Stated task - Print the data exactly, leaving nothing out.
### Extracted data ###
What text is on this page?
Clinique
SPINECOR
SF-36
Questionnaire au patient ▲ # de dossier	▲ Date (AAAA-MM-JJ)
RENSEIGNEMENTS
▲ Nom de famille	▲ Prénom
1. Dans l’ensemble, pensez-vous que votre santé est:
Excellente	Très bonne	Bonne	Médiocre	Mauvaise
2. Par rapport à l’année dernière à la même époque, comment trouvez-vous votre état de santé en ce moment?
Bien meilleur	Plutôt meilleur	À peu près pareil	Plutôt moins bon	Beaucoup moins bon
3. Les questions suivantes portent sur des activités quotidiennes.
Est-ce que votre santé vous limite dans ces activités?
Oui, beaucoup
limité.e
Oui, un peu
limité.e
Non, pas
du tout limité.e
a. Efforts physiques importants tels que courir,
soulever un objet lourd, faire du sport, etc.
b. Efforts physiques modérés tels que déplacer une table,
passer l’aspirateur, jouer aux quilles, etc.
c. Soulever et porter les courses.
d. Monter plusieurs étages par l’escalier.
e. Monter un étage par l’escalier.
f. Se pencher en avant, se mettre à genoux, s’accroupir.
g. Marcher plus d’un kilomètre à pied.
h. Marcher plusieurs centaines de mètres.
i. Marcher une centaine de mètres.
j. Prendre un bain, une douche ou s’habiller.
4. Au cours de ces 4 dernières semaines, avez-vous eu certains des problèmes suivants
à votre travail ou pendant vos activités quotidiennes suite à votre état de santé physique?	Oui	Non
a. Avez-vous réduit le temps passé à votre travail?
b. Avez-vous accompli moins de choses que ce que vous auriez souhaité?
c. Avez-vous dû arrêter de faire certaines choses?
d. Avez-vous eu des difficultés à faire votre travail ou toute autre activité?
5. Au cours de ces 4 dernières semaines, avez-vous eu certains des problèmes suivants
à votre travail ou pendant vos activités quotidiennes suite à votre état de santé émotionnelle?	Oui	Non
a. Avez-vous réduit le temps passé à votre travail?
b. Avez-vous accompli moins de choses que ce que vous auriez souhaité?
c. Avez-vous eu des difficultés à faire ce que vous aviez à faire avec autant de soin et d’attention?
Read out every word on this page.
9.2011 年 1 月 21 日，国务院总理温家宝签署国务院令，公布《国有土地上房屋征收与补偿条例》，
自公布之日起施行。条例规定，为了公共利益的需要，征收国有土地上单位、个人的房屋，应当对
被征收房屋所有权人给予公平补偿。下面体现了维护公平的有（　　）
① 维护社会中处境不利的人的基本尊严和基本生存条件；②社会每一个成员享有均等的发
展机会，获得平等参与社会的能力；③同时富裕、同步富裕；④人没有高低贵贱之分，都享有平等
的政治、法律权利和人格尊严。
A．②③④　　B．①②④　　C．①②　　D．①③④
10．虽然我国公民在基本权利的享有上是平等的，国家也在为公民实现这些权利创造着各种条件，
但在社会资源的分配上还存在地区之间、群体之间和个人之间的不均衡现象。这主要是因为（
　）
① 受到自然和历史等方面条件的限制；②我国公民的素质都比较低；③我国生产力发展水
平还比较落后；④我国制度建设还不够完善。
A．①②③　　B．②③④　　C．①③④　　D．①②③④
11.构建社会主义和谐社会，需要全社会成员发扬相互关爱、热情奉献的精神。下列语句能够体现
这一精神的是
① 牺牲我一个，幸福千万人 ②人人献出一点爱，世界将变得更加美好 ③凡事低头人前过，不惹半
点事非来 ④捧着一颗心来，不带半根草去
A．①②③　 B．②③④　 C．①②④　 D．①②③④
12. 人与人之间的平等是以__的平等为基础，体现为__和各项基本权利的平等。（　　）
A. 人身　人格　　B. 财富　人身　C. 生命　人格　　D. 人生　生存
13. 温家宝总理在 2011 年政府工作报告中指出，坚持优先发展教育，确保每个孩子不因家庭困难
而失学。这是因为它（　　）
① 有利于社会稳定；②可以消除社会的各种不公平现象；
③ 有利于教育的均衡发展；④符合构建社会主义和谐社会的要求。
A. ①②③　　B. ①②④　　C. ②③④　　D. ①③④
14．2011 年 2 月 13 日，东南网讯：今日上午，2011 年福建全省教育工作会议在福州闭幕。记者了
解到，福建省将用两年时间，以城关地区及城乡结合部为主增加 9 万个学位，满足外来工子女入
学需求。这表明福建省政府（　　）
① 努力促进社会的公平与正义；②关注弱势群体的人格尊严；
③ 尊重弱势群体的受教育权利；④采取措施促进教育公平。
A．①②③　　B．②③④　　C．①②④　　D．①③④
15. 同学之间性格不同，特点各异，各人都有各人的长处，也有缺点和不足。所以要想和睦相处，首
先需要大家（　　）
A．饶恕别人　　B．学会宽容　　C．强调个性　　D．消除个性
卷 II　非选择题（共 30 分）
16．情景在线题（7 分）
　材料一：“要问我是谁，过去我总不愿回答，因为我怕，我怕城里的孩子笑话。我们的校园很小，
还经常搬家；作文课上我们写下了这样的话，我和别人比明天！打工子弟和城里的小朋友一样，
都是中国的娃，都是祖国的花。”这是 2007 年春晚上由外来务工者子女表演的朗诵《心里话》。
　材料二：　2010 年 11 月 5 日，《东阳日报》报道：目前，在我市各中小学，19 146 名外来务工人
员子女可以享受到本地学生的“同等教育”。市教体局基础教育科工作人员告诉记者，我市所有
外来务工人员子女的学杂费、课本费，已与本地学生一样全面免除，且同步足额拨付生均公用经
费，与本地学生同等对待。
###
Result of the exercise -
What text is on this page?
Clinique
SPINECOR
SF-36
Questionnaire au patient ▲ # de dossier	▲ Date (AAAA-MM-JJ)
RENSEIGNEMENTS
▲ Nom de famille	▲ Prénom
1. Dans l’ensemble, pensez-vous que votre santé est:
Excellente	Très bonne	Bonne	Médiocre	Mauvaise
2. Par rapport à l’année dernière à la même époque, comment trouvez-vous votre état de santé en ce moment?
Bien meilleur	Plutôt meilleur	À peu près pareil	Plutôt moins bon	Beaucoup moins bon
3. Les questions suivantes portent sur des activités quotidiennes.
Est-ce que votre santé vous limite dans ces activités?
Oui, beaucoup
limité.e
Oui, un peu
limité.e
Non, pas
du tout limité.e
a. Efforts physiques importants tels que courir,
soulever un objet lourd, faire du sport, etc.
b. Efforts physiques modérés tels que déplacer une table,
passer l’aspirateur, jouer aux quilles, etc.
c. Soulever et porter les courses.
d. Monter plusieurs étages par l’escalier.
e. Monter un étage par l’escalier.
f. Se pencher en avant, se mettre à genoux, s’accroupir.
g. Marcher plus d’un kilomètre à pied.
h. Marcher plusieurs centaines de mètres.
i. Marcher une centaine de mètres.
j. Prendre un bain, une douche ou s’habiller.
4. Au cours de ces 4 dernières semaines, avez-vous eu certains des problèmes suivants
à votre travail ou pendant vos activités quotidiennes suite à votre état de santé physique?	Oui	Non
a. Avez-vous réduit le temps passé à votre travail?
b. Avez-vous accompli moins de choses que ce que vous auriez souhaité?
c. Avez-vous dû arrêter de faire certaines choses?
d. Avez-vous eu des difficultés à faire votre travail ou toute autre activité?
5. Au cours de ces 4 dernières semaines, avez-vous eu certains des problèmes suivants
à votre travail ou pendant vos activités quotidiennes suite à votre état de santé émotionnelle?	Oui	Non
a. Avez-vous réduit le temps passé à votre travail?
b. Avez-vous accompli moins de choses que ce que vous auriez souhaité?
c. Avez-vous eu des difficultés à faire ce que vous aviez à faire avec autant de soin et d’attention?
Read out every word on this page.
9.2011 年 1 月 21 日，国务院总理温家宝签署国务院令，公布《国有土地上房屋征收与补偿条例》，
自公布之日起施行。条例规定，为了公共利益的需要，征收国有土地上单位、个人的房屋，应当对
被征收房屋所有权人给予公平补偿。下面体现了维护公平的有（　　）
① 维护社会中处境不利的人的基本尊严和基本生存条件；②社会每一个成员享有均等的发
展机会，获得平等参与社会的能力；③同时富裕、同步富裕；④人没有高低贵贱之分，都享有平等
的政治、法律权利和人格尊严。
A．②③④　　B．①②④　　C．①②　　D．①③④
10．虽然我国公民在基本权利的享有上是平等的，国家也在为公民实现这些权利创造着各种条件，
但在社会资源的分配上还存在地区之间、群体之间和个人之间的不均衡现象。这主要是因为（
　）
① 受到自然和历史等方面条件的限制；②我国公民的素质都比较低；③我国生产力发展水
平还比较落后；④我国制度建设还不够完善。
A．①②③　　B．②③④　　C．①③④　　D．①②③④
11.构建社会主义和谐社会，需要全社会成员发扬相互关爱、热情奉献的精神。下列语句能够体现
这一精神的是
① 牺牲我一个，幸福千万人 ②人人献出一点爱，世界将变得更加美好 ③凡事低头人前过，不惹半
点事非来 ④捧着一颗心来，不带半根草去
A．①②③　 B．②③④　 C．①②④　 D．①②③④
12. 人与人之间的平等是以__的平等为基础，体现为__和各项基本权利的平等。（　　）
A. 人身　人格　　B. 财富　人身　C. 生命　人格　　D. 人生　生存
13. 温家宝总理在 2011 年政府工作报告中指出，坚持优先发展教育，确保每个孩子不因家庭困难
而失学。这是因为它（　　）
① 有利于社会稳定；②可以消除社会的各种不公平现象；
③ 有利于教育的均衡发展；④符合构建社会主义和谐社会的要求。
A. ①②③　　B. ①②④　　C. ②③④　　D. ①③④
14．2011 年 2 月 13 日，东南网讯：今日上午，2011 年福建全省教育工作会议在福州闭幕。记者了
解到，福建省将用两年时间，以城关地区及城乡结合部为主增加 9 万个学位，满足外来工子女入
学需求。这表明福建省政府（　　）
① 努力促进社会的公平与正义；②关注弱势群体的人格尊严；
③ 尊重弱势群体的受教育权利；④采取措施促进教育公平。
A．①②③　　B．②③④　　C．①②④　　D．①③④
15. 同学之间性格不同，特点各异，各人都有各人的长处，也有缺点和不足。所以要想和睦相处，首
先需要大家（　　）
A．饶恕别人　　B．学会宽容　　C．强调个性　　D．消除个性
卷 II　非选择题（共 30 分）
16．情景在线题（7 分）
　材料一：“要问我是谁，过去我总不愿回答，因为我怕，我怕城里的孩子笑话。我们的校园很小，
还经常搬家；作文课上我们写下了这样的话，我和别人比明天！打工子弟和城里的小朋友一样，
都是中国的娃，都是祖国的花。”这是 2007 年春晚上由外来务工者子女表演的朗诵《心里话》。
　材料二：　2010 年 11 月 5 日，《东阳日报》报道：目前，在我市各中小学，19 146 名外来务工人
员子女可以享受到本地学生的“同等教育”。市教体局基础教育科工作人员告诉记者，我市所有
外来务工人员子女的学杂费、课本费，已与本地学生一样全面免除，且同步足额拨付生均公用经
费，与本地学生同等对待。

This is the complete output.